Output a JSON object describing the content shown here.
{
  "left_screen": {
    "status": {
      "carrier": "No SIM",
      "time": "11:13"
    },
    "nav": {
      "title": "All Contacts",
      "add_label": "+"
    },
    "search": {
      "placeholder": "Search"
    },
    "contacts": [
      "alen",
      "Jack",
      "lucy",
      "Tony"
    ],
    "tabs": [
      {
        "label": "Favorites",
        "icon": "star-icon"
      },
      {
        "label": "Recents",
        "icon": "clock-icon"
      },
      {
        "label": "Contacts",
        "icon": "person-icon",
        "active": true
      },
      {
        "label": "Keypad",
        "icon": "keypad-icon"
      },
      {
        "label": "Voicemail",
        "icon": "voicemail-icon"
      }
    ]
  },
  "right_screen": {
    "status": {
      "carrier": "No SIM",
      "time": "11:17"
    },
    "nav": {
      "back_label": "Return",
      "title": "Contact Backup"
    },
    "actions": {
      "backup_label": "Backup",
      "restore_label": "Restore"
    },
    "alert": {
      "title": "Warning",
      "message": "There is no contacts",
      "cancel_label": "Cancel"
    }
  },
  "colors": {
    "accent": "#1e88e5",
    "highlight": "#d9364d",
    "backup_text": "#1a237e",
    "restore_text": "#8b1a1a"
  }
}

== Exercise details ==
Each line of the listing should be echoed back exactly.

== Output of the exercise ==
Output a JSON object describing the content shown here.
{
  "left_screen": {
    "status": {
      "carrier": "No SIM",
      "time": "11:13"
    },
    "nav": {
      "title": "All Contacts",
      "add_label": "+"
    },
    "search": {
      "placeholder": "Search"
    },
    "contacts": [
      "alen",
      "Jack",
      "lucy",
      "Tony"
    ],
    "tabs": [
      {
        "label": "Favorites",
        "icon": "star-icon"
      },
      {
        "label": "Recents",
        "icon": "clock-icon"
      },
      {
        "label": "Contacts",
        "icon": "person-icon",
        "active": true
      },
      {
        "label": "Keypad",
        "icon": "keypad-icon"
      },
      {
        "label": "Voicemail",
        "icon": "voicemail-icon"
      }
    ]
  },
  "right_screen": {
    "status": {
      "carrier": "No SIM",
      "time": "11:17"
    },
    "nav": {
      "back_label": "Return",
      "title": "Contact Backup"
    },
    "actions": {
      "backup_label": "Backup",
      "restore_label": "Restore"
    },
    "alert": {
      "title": "Warning",
      "message": "There is no contacts",
      "cancel_label": "Cancel"
    }
  },
  "colors": {
    "accent": "#1e88e5",
    "highlight": "#d9364d",
    "backup_text": "#1a237e",
    "restore_text": "#8b1a1a"
  }
}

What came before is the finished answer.